> [Directions] Select every line holding the word "anglica" and copy it.
======== Entries provided
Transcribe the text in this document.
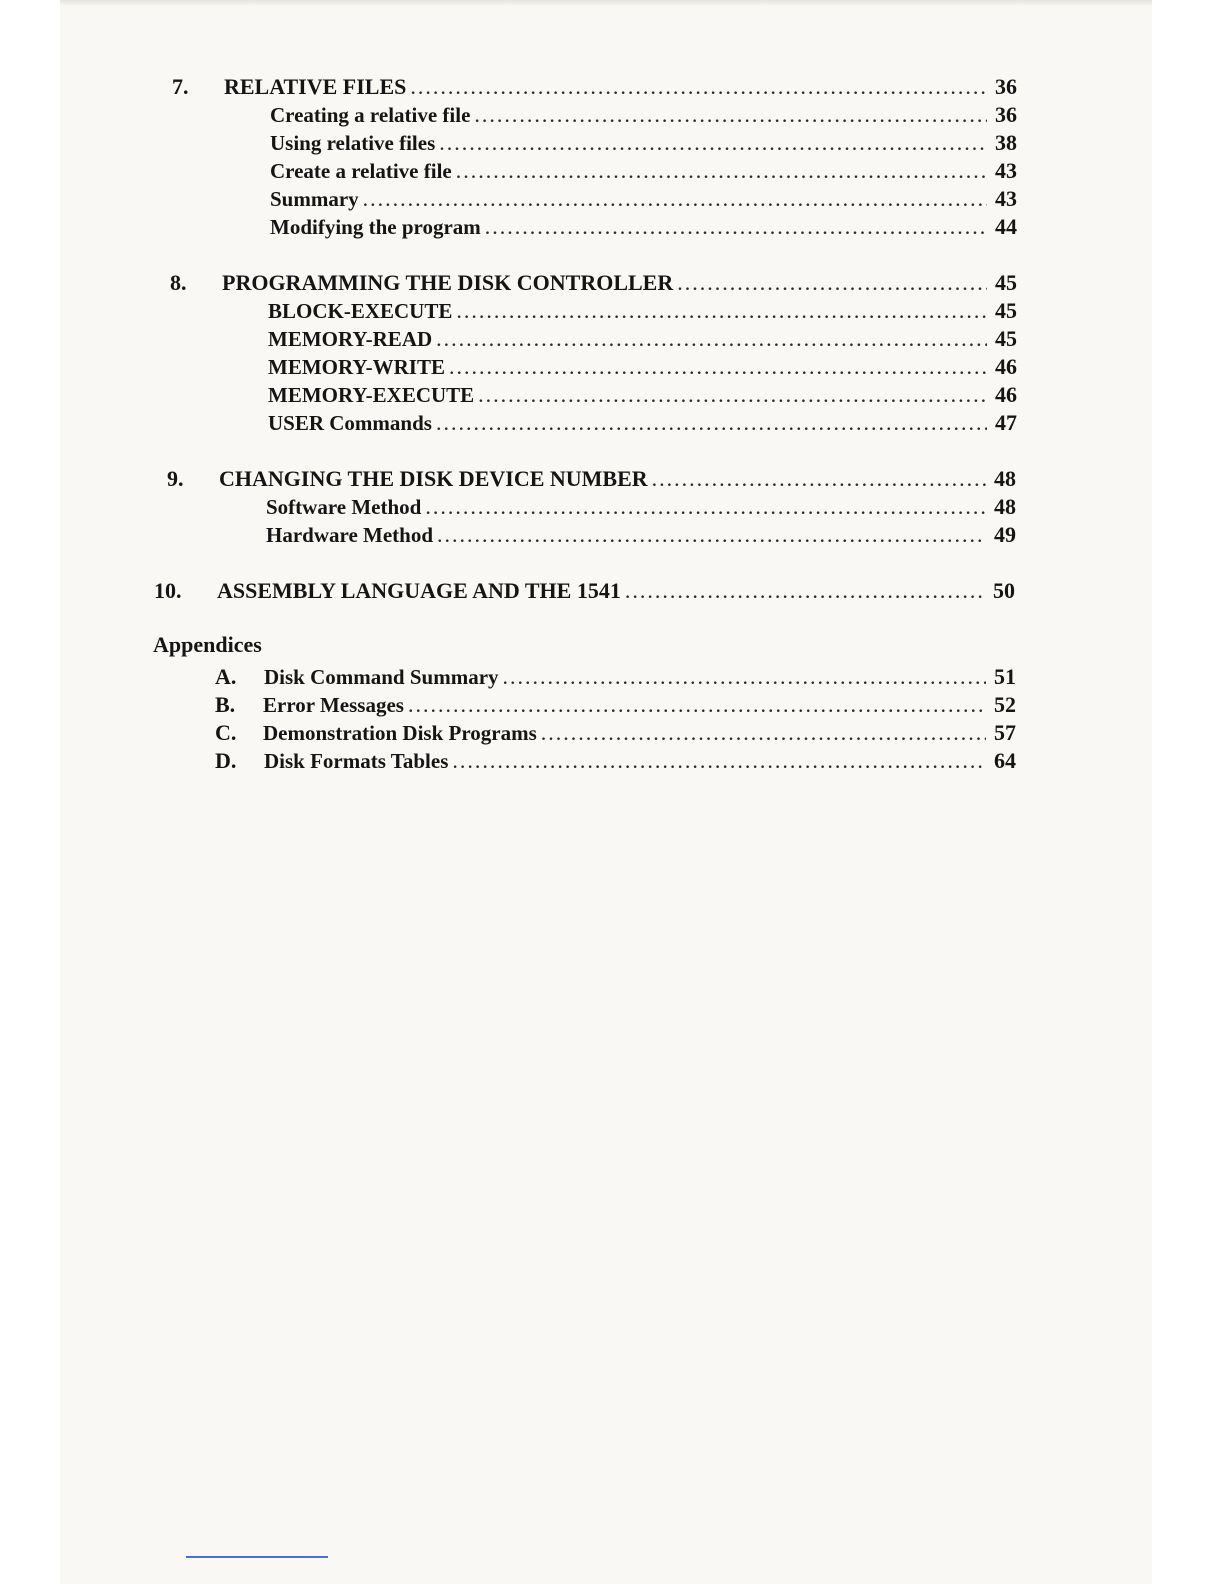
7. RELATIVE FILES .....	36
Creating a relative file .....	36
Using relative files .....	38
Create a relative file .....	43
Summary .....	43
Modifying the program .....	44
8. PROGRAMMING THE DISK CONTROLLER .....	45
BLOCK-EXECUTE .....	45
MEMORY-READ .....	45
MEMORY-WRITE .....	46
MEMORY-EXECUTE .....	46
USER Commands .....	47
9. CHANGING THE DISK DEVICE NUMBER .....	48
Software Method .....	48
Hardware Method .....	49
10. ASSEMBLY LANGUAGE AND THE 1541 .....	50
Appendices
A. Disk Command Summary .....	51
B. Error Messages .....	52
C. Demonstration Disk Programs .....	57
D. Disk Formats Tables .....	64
================
======== Entries provided
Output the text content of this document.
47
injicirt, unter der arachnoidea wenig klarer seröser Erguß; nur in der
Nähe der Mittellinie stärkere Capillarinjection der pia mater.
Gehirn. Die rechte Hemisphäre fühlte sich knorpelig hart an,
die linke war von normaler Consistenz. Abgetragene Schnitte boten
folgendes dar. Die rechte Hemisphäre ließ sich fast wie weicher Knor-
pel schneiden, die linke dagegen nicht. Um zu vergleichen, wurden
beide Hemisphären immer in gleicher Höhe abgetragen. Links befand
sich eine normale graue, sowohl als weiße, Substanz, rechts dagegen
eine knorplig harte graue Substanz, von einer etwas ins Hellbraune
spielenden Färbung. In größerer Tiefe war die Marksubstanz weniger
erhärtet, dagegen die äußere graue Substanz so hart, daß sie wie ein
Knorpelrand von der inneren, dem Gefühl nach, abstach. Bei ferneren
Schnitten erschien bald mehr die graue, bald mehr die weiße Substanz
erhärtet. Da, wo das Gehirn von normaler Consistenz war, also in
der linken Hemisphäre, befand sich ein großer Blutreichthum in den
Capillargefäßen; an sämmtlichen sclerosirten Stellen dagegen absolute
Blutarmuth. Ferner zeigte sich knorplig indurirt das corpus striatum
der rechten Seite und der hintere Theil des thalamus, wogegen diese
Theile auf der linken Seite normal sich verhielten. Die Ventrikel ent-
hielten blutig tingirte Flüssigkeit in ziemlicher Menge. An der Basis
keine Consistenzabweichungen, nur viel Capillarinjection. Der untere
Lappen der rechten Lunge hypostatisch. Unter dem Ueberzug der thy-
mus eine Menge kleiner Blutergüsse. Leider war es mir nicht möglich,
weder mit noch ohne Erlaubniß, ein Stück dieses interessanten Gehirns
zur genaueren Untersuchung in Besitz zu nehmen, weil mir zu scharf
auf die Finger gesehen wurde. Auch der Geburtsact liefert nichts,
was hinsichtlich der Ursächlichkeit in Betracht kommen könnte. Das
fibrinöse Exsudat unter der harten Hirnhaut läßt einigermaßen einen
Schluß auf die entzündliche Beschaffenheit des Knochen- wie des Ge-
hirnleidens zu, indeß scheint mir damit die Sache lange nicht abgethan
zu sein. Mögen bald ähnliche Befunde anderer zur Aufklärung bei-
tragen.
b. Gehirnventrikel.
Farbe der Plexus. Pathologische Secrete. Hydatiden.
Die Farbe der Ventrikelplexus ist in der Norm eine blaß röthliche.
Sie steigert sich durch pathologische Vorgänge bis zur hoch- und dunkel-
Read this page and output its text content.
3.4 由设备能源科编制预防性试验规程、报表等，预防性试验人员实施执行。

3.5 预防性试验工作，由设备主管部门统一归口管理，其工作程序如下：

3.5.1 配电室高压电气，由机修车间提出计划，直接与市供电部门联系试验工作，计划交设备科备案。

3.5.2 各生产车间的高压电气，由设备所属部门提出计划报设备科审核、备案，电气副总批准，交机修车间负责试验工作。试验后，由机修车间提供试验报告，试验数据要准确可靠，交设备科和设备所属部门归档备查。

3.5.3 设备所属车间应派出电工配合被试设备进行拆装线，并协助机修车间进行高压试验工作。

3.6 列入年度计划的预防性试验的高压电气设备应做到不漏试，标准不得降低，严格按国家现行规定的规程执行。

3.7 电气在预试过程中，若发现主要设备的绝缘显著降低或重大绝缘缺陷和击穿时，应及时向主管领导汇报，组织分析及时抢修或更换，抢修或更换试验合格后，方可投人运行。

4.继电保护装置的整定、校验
================
======== Entries provided
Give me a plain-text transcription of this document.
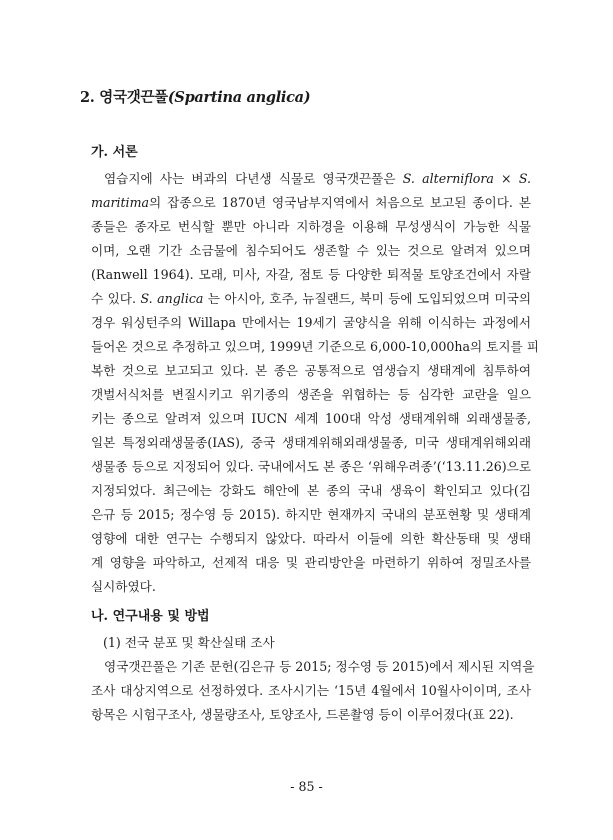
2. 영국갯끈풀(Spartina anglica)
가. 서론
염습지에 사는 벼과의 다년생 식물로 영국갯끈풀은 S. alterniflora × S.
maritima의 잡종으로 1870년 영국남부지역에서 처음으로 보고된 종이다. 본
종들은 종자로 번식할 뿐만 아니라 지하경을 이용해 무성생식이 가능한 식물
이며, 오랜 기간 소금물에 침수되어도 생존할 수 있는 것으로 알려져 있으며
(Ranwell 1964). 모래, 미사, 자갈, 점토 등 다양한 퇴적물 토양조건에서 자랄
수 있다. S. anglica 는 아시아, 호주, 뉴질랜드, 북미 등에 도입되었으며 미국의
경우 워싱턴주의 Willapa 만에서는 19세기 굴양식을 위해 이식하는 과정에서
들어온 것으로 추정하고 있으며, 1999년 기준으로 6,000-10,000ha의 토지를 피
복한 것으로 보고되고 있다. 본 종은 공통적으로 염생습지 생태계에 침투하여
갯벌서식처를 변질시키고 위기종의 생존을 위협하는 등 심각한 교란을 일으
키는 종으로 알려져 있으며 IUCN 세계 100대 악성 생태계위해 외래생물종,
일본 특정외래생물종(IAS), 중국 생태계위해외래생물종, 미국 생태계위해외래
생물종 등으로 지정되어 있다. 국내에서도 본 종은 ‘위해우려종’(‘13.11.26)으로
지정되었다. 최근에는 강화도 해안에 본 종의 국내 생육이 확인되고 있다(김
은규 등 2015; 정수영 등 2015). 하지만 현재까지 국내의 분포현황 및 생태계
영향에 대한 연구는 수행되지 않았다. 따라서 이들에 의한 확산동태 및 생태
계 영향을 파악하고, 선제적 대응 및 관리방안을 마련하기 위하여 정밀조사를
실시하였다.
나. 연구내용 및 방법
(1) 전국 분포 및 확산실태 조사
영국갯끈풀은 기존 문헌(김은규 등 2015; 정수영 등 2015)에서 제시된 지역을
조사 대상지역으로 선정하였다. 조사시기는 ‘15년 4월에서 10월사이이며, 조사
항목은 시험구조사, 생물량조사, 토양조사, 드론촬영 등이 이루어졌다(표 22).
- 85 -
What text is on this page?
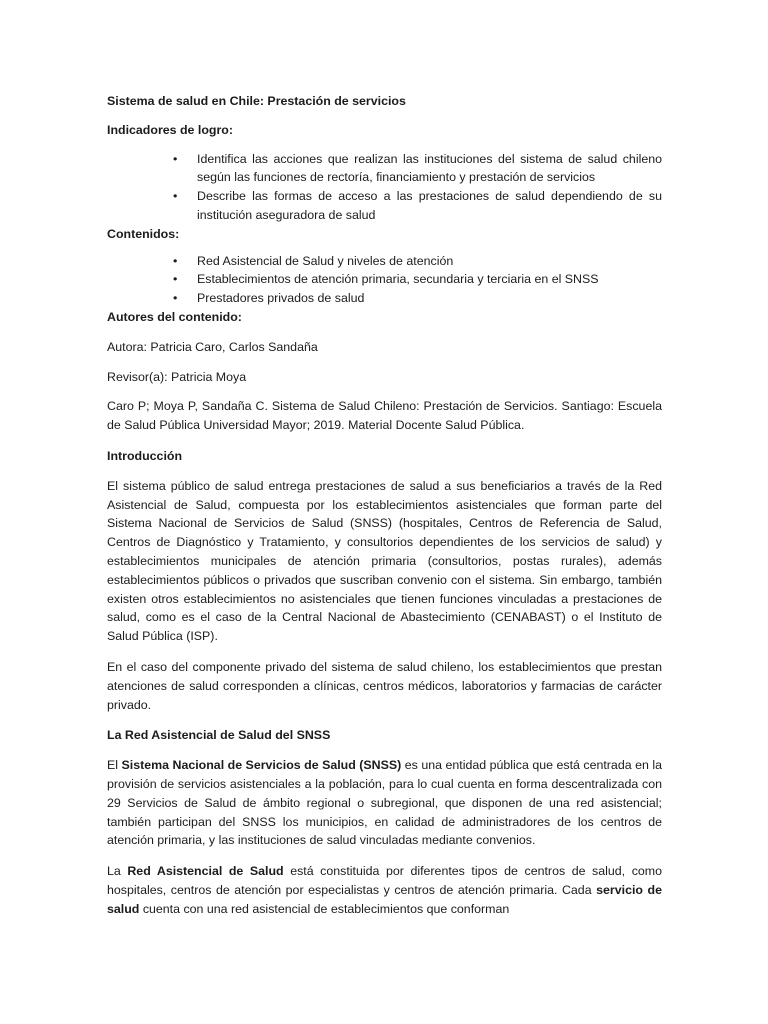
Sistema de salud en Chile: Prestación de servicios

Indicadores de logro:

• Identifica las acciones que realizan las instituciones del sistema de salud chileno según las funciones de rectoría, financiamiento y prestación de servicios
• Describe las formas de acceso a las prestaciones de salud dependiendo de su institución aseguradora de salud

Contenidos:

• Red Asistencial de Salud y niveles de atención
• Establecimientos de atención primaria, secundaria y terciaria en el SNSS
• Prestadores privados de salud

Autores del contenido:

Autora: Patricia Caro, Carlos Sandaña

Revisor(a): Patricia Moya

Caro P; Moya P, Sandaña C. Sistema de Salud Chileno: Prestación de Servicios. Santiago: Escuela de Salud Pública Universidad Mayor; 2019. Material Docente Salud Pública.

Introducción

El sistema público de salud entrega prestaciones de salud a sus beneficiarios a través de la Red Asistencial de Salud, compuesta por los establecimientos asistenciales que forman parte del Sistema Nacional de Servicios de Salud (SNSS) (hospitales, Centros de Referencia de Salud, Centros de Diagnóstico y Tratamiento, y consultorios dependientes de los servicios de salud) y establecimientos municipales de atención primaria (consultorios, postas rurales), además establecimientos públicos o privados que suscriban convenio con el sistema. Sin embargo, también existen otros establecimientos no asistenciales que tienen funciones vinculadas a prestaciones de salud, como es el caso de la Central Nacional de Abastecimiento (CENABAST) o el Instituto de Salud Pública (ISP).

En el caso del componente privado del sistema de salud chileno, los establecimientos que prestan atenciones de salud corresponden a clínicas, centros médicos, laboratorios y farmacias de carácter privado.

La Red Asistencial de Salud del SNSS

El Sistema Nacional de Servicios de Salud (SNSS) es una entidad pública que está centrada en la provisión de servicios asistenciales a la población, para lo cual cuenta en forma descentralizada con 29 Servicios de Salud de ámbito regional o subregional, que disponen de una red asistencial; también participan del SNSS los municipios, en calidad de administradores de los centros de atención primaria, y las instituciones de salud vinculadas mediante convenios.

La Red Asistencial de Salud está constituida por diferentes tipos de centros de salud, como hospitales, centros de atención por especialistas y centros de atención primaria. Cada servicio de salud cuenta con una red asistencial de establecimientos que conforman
================
> [Complete output]
2. 영국갯끈풀(Spartina anglica)
수 있다. S. anglica 는 아시아, 호주, 뉴질랜드, 북미 등에 도입되었으며 미국의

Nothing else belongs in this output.